EXERCISE TASK:
Return all the data below as it stands, minus the pictures.

● ● ● ● ●

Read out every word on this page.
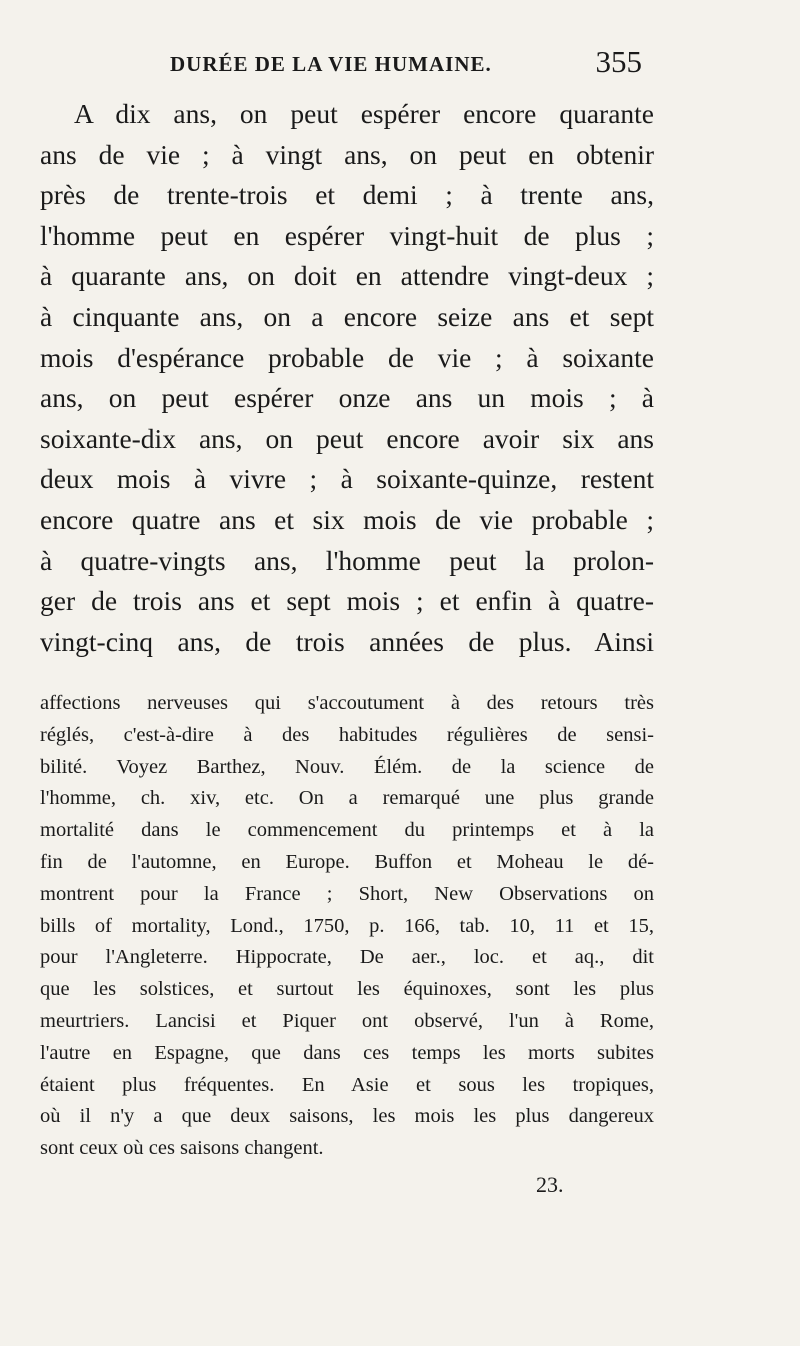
DURÉE DE LA VIE HUMAINE.	355
A dix ans, on peut espérer encore quarante
ans de vie ; à vingt ans, on peut en obtenir
près de trente-trois et demi ; à trente ans,
l'homme peut en espérer vingt-huit de plus ;
à quarante ans, on doit en attendre vingt-deux ;
à cinquante ans, on a encore seize ans et sept
mois d'espérance probable de vie ; à soixante
ans, on peut espérer onze ans un mois ; à
soixante-dix ans, on peut encore avoir six ans
deux mois à vivre ; à soixante-quinze, restent
encore quatre ans et six mois de vie probable ;
à quatre-vingts ans, l'homme peut la prolon-
ger de trois ans et sept mois ; et enfin à quatre-
vingt-cinq ans, de trois années de plus. Ainsi
affections nerveuses qui s'accoutument à des retours très
réglés, c'est-à-dire à des habitudes régulières de sensi-
bilité. Voyez Barthez, Nouv. Élém. de la science de
l'homme, ch. xiv, etc. On a remarqué une plus grande
mortalité dans le commencement du printemps et à la
fin de l'automne, en Europe. Buffon et Moheau le dé-
montrent pour la France ; Short, New Observations on
bills of mortality, Lond., 1750, p. 166, tab. 10, 11 et 15,
pour l'Angleterre. Hippocrate, De aer., loc. et aq., dit
que les solstices, et surtout les équinoxes, sont les plus
meurtriers. Lancisi et Piquer ont observé, l'un à Rome,
l'autre en Espagne, que dans ces temps les morts subites
étaient plus fréquentes. En Asie et sous les tropiques,
où il n'y a que deux saisons, les mois les plus dangereux
sont ceux où ces saisons changent.
23.
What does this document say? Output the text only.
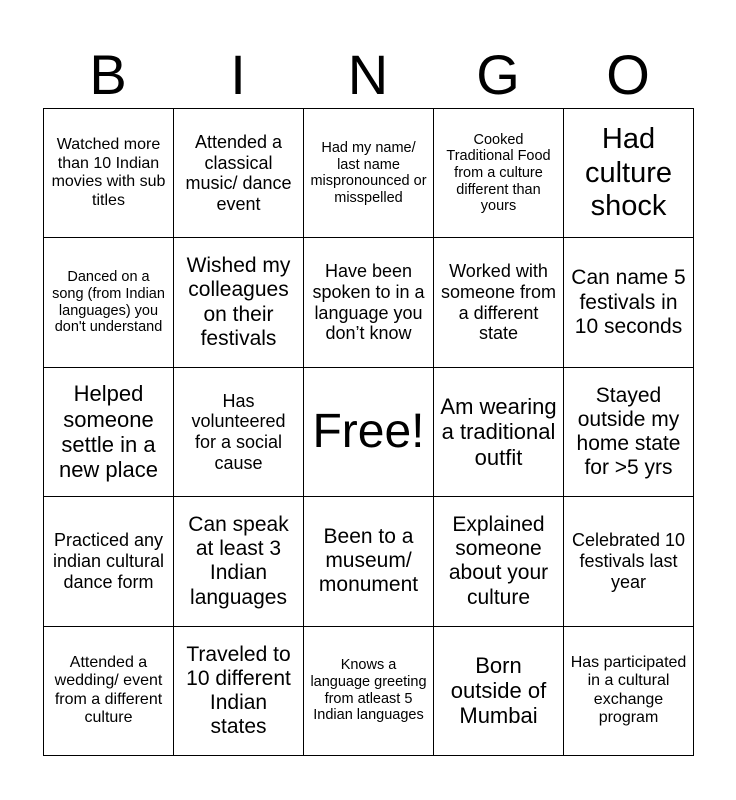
B	I	N	G	O
Watched more than 10 Indian movies with sub titles	Attended a classical music/ dance event	Had my name/ last name mispronounced or misspelled	Cooked Traditional Food from a culture different than yours	Had culture shock
Danced on a song (from Indian languages) you don't understand	Wished my colleagues on their festivals	Have been spoken to in a language you don’t know	Worked with someone from a different state	Can name 5 festivals in 10 seconds
Helped someone settle in a new place	Has volunteered for a social cause	Free!	Am wearing a traditional outfit	Stayed outside my home state for >5 yrs
Practiced any indian cultural dance form	Can speak at least 3 Indian languages	Been to a museum/ monument	Explained someone about your culture	Celebrated 10 festivals last year
Attended a wedding/ event from a different culture	Traveled to 10 different Indian states	Knows a language greeting from atleast 5 Indian languages	Born outside of Mumbai	Has participated in a cultural exchange program
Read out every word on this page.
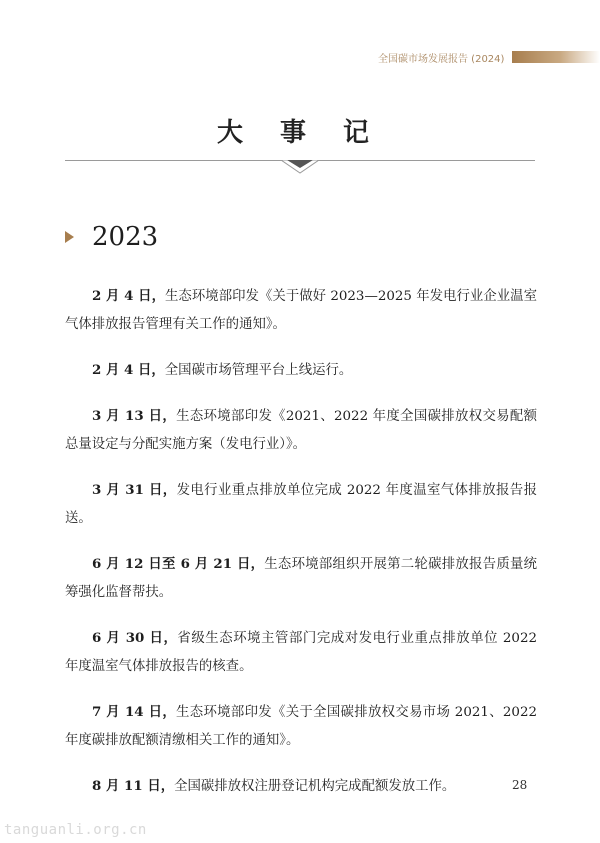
全国碳市场发展报告 (2024)
大 事 记
2023

2 月 4 日，生态环境部印发《关于做好 2023—2025 年发电行业企业温室气体排放报告管理有关工作的通知》。

2 月 4 日，全国碳市场管理平台上线运行。

3 月 13 日，生态环境部印发《2021、2022 年度全国碳排放权交易配额总量设定与分配实施方案（发电行业）》。

3 月 31 日，发电行业重点排放单位完成 2022 年度温室气体排放报告报送。

6 月 12 日至 6 月 21 日，生态环境部组织开展第二轮碳排放报告质量统筹强化监督帮扶。

6 月 30 日，省级生态环境主管部门完成对发电行业重点排放单位 2022 年度温室气体排放报告的核查。

7 月 14 日，生态环境部印发《关于全国碳排放权交易市场 2021、2022 年度碳排放配额清缴相关工作的通知》。

8 月 11 日，全国碳排放权注册登记机构完成配额发放工作。	28
tanguanli.org.cn
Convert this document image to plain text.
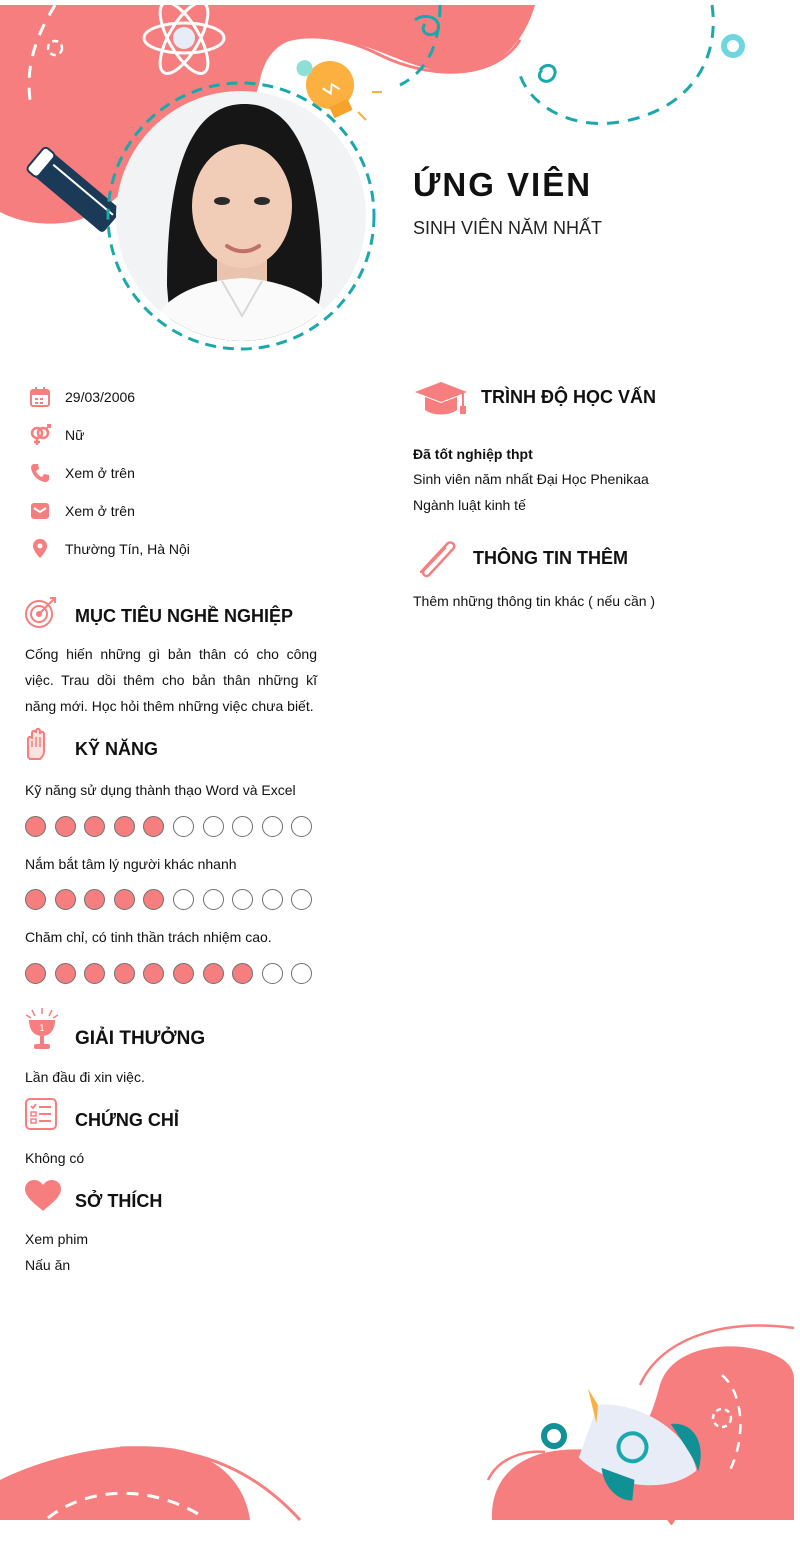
ỨNG VIÊN
SINH VIÊN NĂM NHẤT
29/03/2006
Nữ
Xem ở trên
Xem ở trên
Thường Tín, Hà Nội
MỤC TIÊU NGHỀ NGHIỆP
Cống hiến những gì bản thân có cho công việc. Trau dồi thêm cho bản thân những kĩ năng mới. Học hỏi thêm những việc chưa biết.
KỸ NĂNG
Kỹ năng sử dụng thành thạo Word và Excel
Nắm bắt tâm lý người khác nhanh
Chăm chỉ, có tinh thần trách nhiệm cao.
1 GIẢI THƯỞNG
Lần đầu đi xin việc.
CHỨNG CHỈ
Không có
SỞ THÍCH
Xem phim
Nấu ăn
TRÌNH ĐỘ HỌC VẤN
Đã tốt nghiệp thpt
Sinh viên năm nhất Đại Học Phenikaa
Ngành luật kinh tế
THÔNG TIN THÊM
Thêm những thông tin khác ( nếu cần )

● ● ● ● ●

EXERCISE OUTPUT:
Read out every word on this page.
DURÉE DE LA VIE HUMAINE.	355
A dix ans, on peut espérer encore quarante
ans de vie ; à vingt ans, on peut en obtenir
près de trente-trois et demi ; à trente ans,
l'homme peut en espérer vingt-huit de plus ;
à quarante ans, on doit en attendre vingt-deux ;
à cinquante ans, on a encore seize ans et sept
mois d'espérance probable de vie ; à soixante
ans, on peut espérer onze ans un mois ; à
soixante-dix ans, on peut encore avoir six ans
deux mois à vivre ; à soixante-quinze, restent
encore quatre ans et six mois de vie probable ;
à quatre-vingts ans, l'homme peut la prolon-
ger de trois ans et sept mois ; et enfin à quatre-
vingt-cinq ans, de trois années de plus. Ainsi
affections nerveuses qui s'accoutument à des retours très
réglés, c'est-à-dire à des habitudes régulières de sensi-
bilité. Voyez Barthez, Nouv. Élém. de la science de
l'homme, ch. xiv, etc. On a remarqué une plus grande
mortalité dans le commencement du printemps et à la
fin de l'automne, en Europe. Buffon et Moheau le dé-
montrent pour la France ; Short, New Observations on
bills of mortality, Lond., 1750, p. 166, tab. 10, 11 et 15,
pour l'Angleterre. Hippocrate, De aer., loc. et aq., dit
que les solstices, et surtout les équinoxes, sont les plus
meurtriers. Lancisi et Piquer ont observé, l'un à Rome,
l'autre en Espagne, que dans ces temps les morts subites
étaient plus fréquentes. En Asie et sous les tropiques,
où il n'y a que deux saisons, les mois les plus dangereux
sont ceux où ces saisons changent.
23.
What does this document say? Output the text only.
B	I	N	G	O
Watched more than 10 Indian movies with sub titles	Attended a classical music/ dance event	Had my name/ last name mispronounced or misspelled	Cooked Traditional Food from a culture different than yours	Had culture shock
Danced on a song (from Indian languages) you don't understand	Wished my colleagues on their festivals	Have been spoken to in a language you don’t know	Worked with someone from a different state	Can name 5 festivals in 10 seconds
Helped someone settle in a new place	Has volunteered for a social cause	Free!	Am wearing a traditional outfit	Stayed outside my home state for >5 yrs
Practiced any indian cultural dance form	Can speak at least 3 Indian languages	Been to a museum/ monument	Explained someone about your culture	Celebrated 10 festivals last year
Attended a wedding/ event from a different culture	Traveled to 10 different Indian states	Knows a language greeting from atleast 5 Indian languages	Born outside of Mumbai	Has participated in a cultural exchange program
Read out every word on this page.
全国碳市场发展报告 (2024)
大 事 记
2023

2 月 4 日，生态环境部印发《关于做好 2023—2025 年发电行业企业温室气体排放报告管理有关工作的通知》。

2 月 4 日，全国碳市场管理平台上线运行。

3 月 13 日，生态环境部印发《2021、2022 年度全国碳排放权交易配额总量设定与分配实施方案（发电行业）》。

3 月 31 日，发电行业重点排放单位完成 2022 年度温室气体排放报告报送。

6 月 12 日至 6 月 21 日，生态环境部组织开展第二轮碳排放报告质量统筹强化监督帮扶。

6 月 30 日，省级生态环境主管部门完成对发电行业重点排放单位 2022 年度温室气体排放报告的核查。

7 月 14 日，生态环境部印发《关于全国碳排放权交易市场 2021、2022 年度碳排放配额清缴相关工作的通知》。

8 月 11 日，全国碳排放权注册登记机构完成配额发放工作。	28
tanguanli.org.cn
Convert this document image to plain text.
ỨNG VIÊN
SINH VIÊN NĂM NHẤT
29/03/2006
Nữ
Xem ở trên
Xem ở trên
Thường Tín, Hà Nội
MỤC TIÊU NGHỀ NGHIỆP
Cống hiến những gì bản thân có cho công việc. Trau dồi thêm cho bản thân những kĩ năng mới. Học hỏi thêm những việc chưa biết.
KỸ NĂNG
Kỹ năng sử dụng thành thạo Word và Excel
Nắm bắt tâm lý người khác nhanh
Chăm chỉ, có tinh thần trách nhiệm cao.
1 GIẢI THƯỞNG
Lần đầu đi xin việc.
CHỨNG CHỈ
Không có
SỞ THÍCH
Xem phim
Nấu ăn
TRÌNH ĐỘ HỌC VẤN
Đã tốt nghiệp thpt
Sinh viên năm nhất Đại Học Phenikaa
Ngành luật kinh tế
THÔNG TIN THÊM
Thêm những thông tin khác ( nếu cần )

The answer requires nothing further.